| OBJECTIVE |
Below you will find a set of lines. Repeat them all exactly.

Items listed in a dataset:
-.-.-

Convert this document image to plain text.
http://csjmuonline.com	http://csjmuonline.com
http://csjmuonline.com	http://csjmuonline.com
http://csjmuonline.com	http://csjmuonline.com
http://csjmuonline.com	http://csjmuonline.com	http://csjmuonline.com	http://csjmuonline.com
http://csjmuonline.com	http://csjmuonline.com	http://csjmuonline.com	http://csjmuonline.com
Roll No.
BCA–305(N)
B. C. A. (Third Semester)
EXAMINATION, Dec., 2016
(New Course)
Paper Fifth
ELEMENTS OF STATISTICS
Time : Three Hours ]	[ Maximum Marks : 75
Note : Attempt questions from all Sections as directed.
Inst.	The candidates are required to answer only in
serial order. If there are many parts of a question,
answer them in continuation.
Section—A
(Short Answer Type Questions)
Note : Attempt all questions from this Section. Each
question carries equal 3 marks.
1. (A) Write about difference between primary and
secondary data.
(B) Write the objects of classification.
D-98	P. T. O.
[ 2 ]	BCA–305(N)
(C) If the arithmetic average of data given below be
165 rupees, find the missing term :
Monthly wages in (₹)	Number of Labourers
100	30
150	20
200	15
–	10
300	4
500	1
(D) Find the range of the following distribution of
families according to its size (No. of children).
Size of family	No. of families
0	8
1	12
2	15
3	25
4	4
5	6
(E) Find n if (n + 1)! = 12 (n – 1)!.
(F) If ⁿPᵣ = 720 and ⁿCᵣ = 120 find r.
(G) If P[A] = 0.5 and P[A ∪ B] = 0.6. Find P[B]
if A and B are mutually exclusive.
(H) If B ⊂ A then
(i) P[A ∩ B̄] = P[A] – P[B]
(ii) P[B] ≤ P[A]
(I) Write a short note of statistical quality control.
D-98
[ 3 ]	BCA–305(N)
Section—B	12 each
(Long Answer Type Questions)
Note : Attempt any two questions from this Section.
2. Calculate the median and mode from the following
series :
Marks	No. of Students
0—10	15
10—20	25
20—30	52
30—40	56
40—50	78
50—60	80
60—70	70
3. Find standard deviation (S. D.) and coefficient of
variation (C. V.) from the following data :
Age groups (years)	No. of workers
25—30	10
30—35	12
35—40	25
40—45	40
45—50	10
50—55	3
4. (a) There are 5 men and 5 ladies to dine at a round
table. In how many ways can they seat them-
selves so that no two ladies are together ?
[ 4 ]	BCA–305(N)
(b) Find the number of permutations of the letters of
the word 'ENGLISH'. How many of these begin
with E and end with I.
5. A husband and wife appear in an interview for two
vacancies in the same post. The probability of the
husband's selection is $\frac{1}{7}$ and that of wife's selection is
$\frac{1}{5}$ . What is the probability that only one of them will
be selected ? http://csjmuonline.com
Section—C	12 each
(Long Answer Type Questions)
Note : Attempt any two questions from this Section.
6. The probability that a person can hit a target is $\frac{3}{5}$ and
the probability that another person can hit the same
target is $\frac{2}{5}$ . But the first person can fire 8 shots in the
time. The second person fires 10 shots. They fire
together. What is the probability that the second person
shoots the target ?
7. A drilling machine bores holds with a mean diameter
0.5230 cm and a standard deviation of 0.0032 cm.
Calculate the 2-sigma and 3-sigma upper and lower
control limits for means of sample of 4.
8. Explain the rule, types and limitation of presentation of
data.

-.-.-

| EXERCISE SOLUTION |
Convert this document image to plain text.
http://csjmuonline.com	http://csjmuonline.com
http://csjmuonline.com	http://csjmuonline.com
http://csjmuonline.com	http://csjmuonline.com
http://csjmuonline.com	http://csjmuonline.com	http://csjmuonline.com	http://csjmuonline.com
http://csjmuonline.com	http://csjmuonline.com	http://csjmuonline.com	http://csjmuonline.com
Roll No.
BCA–305(N)
B. C. A. (Third Semester)
EXAMINATION, Dec., 2016
(New Course)
Paper Fifth
ELEMENTS OF STATISTICS
Time : Three Hours ]	[ Maximum Marks : 75
Note : Attempt questions from all Sections as directed.
Inst.	The candidates are required to answer only in
serial order. If there are many parts of a question,
answer them in continuation.
Section—A
(Short Answer Type Questions)
Note : Attempt all questions from this Section. Each
question carries equal 3 marks.
1. (A) Write about difference between primary and
secondary data.
(B) Write the objects of classification.
D-98	P. T. O.
[ 2 ]	BCA–305(N)
(C) If the arithmetic average of data given below be
165 rupees, find the missing term :
Monthly wages in (₹)	Number of Labourers
100	30
150	20
200	15
–	10
300	4
500	1
(D) Find the range of the following distribution of
families according to its size (No. of children).
Size of family	No. of families
0	8
1	12
2	15
3	25
4	4
5	6
(E) Find n if (n + 1)! = 12 (n – 1)!.
(F) If ⁿPᵣ = 720 and ⁿCᵣ = 120 find r.
(G) If P[A] = 0.5 and P[A ∪ B] = 0.6. Find P[B]
if A and B are mutually exclusive.
(H) If B ⊂ A then
(i) P[A ∩ B̄] = P[A] – P[B]
(ii) P[B] ≤ P[A]
(I) Write a short note of statistical quality control.
D-98
[ 3 ]	BCA–305(N)
Section—B	12 each
(Long Answer Type Questions)
Note : Attempt any two questions from this Section.
2. Calculate the median and mode from the following
series :
Marks	No. of Students
0—10	15
10—20	25
20—30	52
30—40	56
40—50	78
50—60	80
60—70	70
3. Find standard deviation (S. D.) and coefficient of
variation (C. V.) from the following data :
Age groups (years)	No. of workers
25—30	10
30—35	12
35—40	25
40—45	40
45—50	10
50—55	3
4. (a) There are 5 men and 5 ladies to dine at a round
table. In how many ways can they seat them-
selves so that no two ladies are together ?
[ 4 ]	BCA–305(N)
(b) Find the number of permutations of the letters of
the word 'ENGLISH'. How many of these begin
with E and end with I.
5. A husband and wife appear in an interview for two
vacancies in the same post. The probability of the
husband's selection is $\frac{1}{7}$ and that of wife's selection is
$\frac{1}{5}$ . What is the probability that only one of them will
be selected ? http://csjmuonline.com
Section—C	12 each
(Long Answer Type Questions)
Note : Attempt any two questions from this Section.
6. The probability that a person can hit a target is $\frac{3}{5}$ and
the probability that another person can hit the same
target is $\frac{2}{5}$ . But the first person can fire 8 shots in the
time. The second person fires 10 shots. They fire
together. What is the probability that the second person
shoots the target ?
7. A drilling machine bores holds with a mean diameter
0.5230 cm and a standard deviation of 0.0032 cm.
Calculate the 2-sigma and 3-sigma upper and lower
control limits for means of sample of 4.
8. Explain the rule, types and limitation of presentation of
data.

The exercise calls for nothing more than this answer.